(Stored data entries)
******

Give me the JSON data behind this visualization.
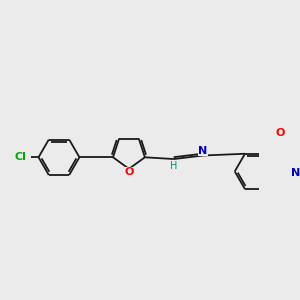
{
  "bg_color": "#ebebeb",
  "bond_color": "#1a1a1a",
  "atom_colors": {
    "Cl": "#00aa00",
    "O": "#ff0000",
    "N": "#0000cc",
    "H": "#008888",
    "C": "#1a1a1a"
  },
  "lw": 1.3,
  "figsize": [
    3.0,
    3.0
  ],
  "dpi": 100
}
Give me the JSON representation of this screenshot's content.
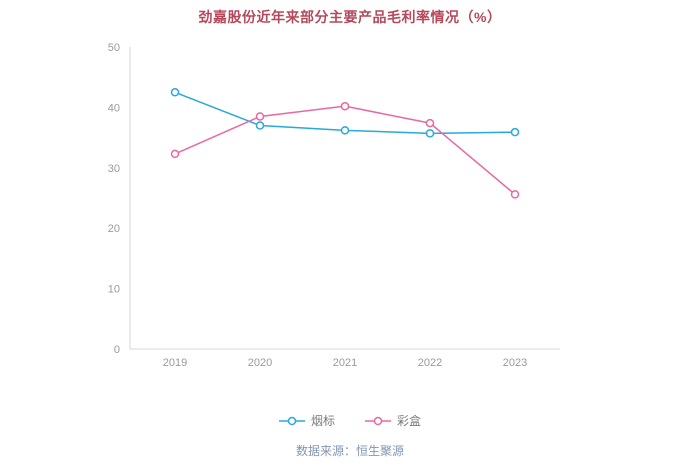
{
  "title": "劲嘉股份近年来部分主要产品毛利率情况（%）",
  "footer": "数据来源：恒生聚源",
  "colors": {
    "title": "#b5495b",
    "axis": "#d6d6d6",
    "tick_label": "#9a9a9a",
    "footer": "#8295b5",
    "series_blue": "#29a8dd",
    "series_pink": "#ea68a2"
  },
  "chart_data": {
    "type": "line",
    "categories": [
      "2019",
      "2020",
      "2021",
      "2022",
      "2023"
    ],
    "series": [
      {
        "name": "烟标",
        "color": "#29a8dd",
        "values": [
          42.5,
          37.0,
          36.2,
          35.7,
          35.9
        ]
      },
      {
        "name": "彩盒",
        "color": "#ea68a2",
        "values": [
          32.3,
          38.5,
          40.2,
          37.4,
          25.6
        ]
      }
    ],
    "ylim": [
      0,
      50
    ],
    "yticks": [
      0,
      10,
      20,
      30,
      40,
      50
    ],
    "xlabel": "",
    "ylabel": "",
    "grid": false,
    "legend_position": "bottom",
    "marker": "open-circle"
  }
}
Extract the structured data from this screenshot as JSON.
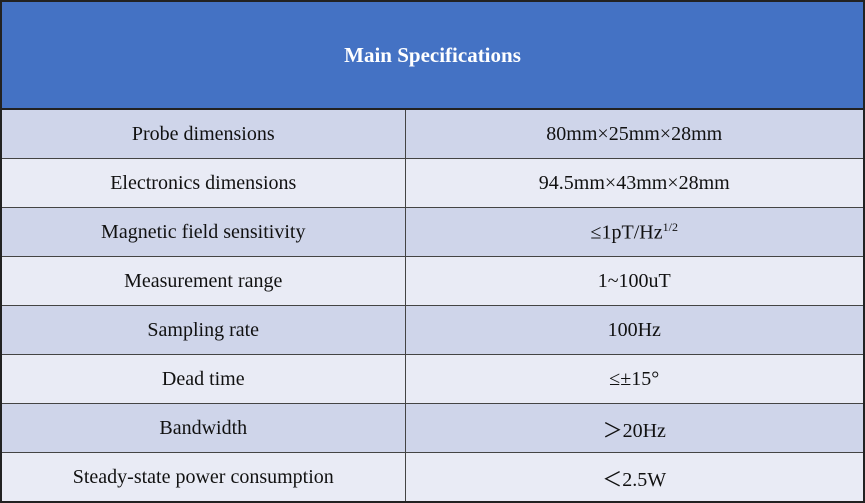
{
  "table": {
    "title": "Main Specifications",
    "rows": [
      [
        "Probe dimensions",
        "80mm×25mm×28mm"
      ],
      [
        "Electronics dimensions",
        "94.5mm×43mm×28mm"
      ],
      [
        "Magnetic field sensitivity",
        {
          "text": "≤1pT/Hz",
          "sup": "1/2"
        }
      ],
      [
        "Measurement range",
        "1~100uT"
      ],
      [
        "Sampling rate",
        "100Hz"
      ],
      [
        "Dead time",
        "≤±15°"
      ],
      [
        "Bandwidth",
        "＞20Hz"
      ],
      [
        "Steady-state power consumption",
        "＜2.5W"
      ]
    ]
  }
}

******

- _YOUR GOAL_
Find the lines above that contain the word "Give" and collect them.

- _COMPLETE RESPONSE_
Give me the JSON data behind this visualization.
Give me the JSON representation of this screenshot's content.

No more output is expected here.